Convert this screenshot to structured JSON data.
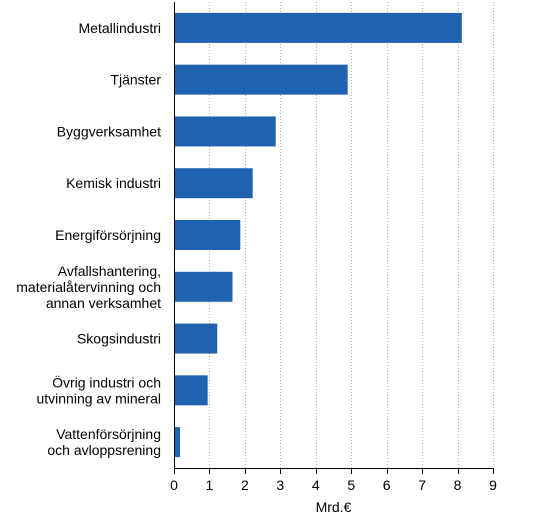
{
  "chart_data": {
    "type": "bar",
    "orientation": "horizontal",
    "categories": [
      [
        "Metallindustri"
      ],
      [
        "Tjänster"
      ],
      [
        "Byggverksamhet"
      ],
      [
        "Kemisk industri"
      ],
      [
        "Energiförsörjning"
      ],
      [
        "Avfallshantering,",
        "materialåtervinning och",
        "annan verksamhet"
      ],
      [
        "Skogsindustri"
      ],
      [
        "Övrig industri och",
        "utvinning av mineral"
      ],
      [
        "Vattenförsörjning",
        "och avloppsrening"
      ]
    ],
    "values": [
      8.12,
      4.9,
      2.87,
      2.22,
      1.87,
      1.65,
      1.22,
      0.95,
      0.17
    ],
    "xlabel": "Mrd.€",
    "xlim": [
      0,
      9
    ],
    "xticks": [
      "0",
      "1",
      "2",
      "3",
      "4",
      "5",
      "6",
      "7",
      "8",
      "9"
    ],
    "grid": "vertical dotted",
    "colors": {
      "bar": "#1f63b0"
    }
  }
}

§ §

#### [DIRECTIVE]
Print each of the records above exactly as written, leaving no picture in the copy.

#### [WRITTEN ANSWER]
Convert this screenshot to structured JSON data.
{
  "chart_data": {
    "type": "bar",
    "orientation": "horizontal",
    "categories": [
      [
        "Metallindustri"
      ],
      [
        "Tjänster"
      ],
      [
        "Byggverksamhet"
      ],
      [
        "Kemisk industri"
      ],
      [
        "Energiförsörjning"
      ],
      [
        "Avfallshantering,",
        "materialåtervinning och",
        "annan verksamhet"
      ],
      [
        "Skogsindustri"
      ],
      [
        "Övrig industri och",
        "utvinning av mineral"
      ],
      [
        "Vattenförsörjning",
        "och avloppsrening"
      ]
    ],
    "values": [
      8.12,
      4.9,
      2.87,
      2.22,
      1.87,
      1.65,
      1.22,
      0.95,
      0.17
    ],
    "xlabel": "Mrd.€",
    "xlim": [
      0,
      9
    ],
    "xticks": [
      "0",
      "1",
      "2",
      "3",
      "4",
      "5",
      "6",
      "7",
      "8",
      "9"
    ],
    "grid": "vertical dotted",
    "colors": {
      "bar": "#1f63b0"
    }
  }
}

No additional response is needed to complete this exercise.